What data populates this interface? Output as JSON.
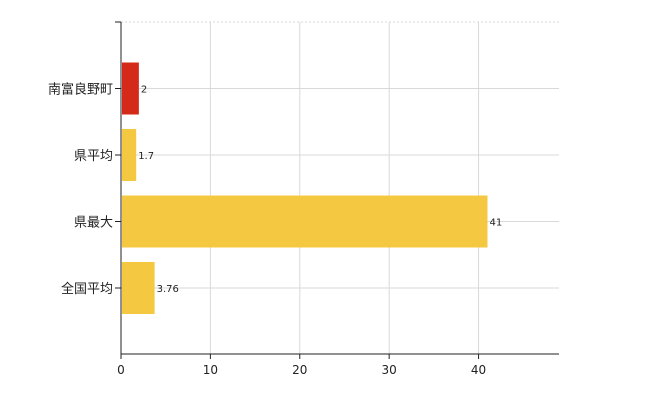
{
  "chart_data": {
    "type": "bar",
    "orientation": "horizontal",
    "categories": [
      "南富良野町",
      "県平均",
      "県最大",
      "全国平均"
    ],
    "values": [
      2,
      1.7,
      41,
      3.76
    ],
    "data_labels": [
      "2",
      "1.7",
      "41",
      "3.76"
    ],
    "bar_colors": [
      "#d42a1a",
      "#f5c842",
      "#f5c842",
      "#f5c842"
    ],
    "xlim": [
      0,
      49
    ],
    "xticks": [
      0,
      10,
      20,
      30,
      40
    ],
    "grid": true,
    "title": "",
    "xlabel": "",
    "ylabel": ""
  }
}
---*---
* Task goal *
Pictures stay out; reproduce every line of the records exactly.

* Task result *
What data populates this interface? Output as JSON.
{
  "chart_data": {
    "type": "bar",
    "orientation": "horizontal",
    "categories": [
      "南富良野町",
      "県平均",
      "県最大",
      "全国平均"
    ],
    "values": [
      2,
      1.7,
      41,
      3.76
    ],
    "data_labels": [
      "2",
      "1.7",
      "41",
      "3.76"
    ],
    "bar_colors": [
      "#d42a1a",
      "#f5c842",
      "#f5c842",
      "#f5c842"
    ],
    "xlim": [
      0,
      49
    ],
    "xticks": [
      0,
      10,
      20,
      30,
      40
    ],
    "grid": true,
    "title": "",
    "xlabel": "",
    "ylabel": ""
  }
}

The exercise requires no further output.